▶ What you need to do: Tell how many lines have the string "JSON" in them, and write nothing besides the number.

▶ Data excerpts:
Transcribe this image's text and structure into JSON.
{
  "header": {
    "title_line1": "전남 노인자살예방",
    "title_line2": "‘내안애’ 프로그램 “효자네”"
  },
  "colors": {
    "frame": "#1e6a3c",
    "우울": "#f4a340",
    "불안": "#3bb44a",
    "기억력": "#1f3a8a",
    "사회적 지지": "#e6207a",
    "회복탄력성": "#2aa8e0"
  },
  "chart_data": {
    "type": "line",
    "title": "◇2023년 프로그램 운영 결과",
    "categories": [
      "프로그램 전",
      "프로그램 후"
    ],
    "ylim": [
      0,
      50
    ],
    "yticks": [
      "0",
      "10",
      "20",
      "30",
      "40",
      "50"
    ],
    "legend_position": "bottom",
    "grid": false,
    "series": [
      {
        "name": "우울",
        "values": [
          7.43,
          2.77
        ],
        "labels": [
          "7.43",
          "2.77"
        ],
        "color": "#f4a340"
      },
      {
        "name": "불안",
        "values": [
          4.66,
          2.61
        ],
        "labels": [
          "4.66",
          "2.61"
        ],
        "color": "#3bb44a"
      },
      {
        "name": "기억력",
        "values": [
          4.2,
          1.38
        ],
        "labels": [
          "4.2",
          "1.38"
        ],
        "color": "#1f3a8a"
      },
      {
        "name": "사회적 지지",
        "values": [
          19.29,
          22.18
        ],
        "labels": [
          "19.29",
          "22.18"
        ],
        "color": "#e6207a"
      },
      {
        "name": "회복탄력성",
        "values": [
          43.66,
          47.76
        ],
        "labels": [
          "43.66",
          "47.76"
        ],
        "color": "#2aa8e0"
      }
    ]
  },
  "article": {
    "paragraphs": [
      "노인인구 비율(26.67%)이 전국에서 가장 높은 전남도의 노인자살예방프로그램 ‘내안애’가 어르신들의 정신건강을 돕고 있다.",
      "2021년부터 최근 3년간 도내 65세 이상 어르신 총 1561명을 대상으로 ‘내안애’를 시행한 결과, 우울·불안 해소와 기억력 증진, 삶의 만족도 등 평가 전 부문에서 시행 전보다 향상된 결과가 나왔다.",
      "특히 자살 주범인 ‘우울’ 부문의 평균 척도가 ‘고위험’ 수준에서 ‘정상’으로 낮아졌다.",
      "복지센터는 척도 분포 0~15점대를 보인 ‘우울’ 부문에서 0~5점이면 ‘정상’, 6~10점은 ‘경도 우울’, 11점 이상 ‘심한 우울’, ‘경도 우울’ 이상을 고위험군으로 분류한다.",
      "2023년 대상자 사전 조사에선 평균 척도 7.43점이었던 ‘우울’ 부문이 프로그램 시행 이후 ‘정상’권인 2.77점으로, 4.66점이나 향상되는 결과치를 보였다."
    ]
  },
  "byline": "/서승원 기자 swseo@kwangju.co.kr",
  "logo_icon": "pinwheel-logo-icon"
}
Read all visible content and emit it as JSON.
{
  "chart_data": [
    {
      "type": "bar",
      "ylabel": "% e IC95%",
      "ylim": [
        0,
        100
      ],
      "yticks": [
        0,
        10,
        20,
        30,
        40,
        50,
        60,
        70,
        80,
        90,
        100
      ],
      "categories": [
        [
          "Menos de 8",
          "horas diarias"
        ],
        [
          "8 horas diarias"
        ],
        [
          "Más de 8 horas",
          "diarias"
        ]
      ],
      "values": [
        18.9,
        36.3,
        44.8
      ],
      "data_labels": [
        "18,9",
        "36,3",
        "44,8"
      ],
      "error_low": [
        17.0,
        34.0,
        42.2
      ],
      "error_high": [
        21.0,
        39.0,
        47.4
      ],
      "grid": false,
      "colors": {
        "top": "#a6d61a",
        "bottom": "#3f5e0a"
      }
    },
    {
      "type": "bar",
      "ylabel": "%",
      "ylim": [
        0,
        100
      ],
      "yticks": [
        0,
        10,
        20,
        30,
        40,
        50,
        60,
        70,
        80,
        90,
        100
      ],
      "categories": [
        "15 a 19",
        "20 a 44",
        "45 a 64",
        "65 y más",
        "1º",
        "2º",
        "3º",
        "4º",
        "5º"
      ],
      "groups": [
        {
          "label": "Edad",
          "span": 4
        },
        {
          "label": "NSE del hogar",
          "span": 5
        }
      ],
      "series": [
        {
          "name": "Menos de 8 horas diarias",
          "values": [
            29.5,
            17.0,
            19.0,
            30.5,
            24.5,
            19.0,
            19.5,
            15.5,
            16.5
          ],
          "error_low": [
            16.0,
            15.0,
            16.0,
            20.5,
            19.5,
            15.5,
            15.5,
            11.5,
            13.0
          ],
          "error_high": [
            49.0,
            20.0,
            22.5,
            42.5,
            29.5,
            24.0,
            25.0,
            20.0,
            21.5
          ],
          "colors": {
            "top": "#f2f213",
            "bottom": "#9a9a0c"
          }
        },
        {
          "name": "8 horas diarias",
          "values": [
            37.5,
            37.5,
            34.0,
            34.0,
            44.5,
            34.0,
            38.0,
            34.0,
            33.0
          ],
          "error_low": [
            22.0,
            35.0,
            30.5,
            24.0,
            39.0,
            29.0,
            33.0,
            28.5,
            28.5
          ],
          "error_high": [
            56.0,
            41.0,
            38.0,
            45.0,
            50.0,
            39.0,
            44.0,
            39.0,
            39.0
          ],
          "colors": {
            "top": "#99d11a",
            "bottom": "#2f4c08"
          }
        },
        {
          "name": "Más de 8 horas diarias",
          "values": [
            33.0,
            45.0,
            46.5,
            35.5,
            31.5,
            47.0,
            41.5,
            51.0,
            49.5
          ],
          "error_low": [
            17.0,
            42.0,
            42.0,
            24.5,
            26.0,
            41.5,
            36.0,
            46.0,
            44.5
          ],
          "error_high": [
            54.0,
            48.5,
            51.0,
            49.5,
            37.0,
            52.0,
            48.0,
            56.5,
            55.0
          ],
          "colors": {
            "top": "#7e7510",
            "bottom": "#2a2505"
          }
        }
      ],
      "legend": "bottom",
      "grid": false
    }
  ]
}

▶ Full answer: 2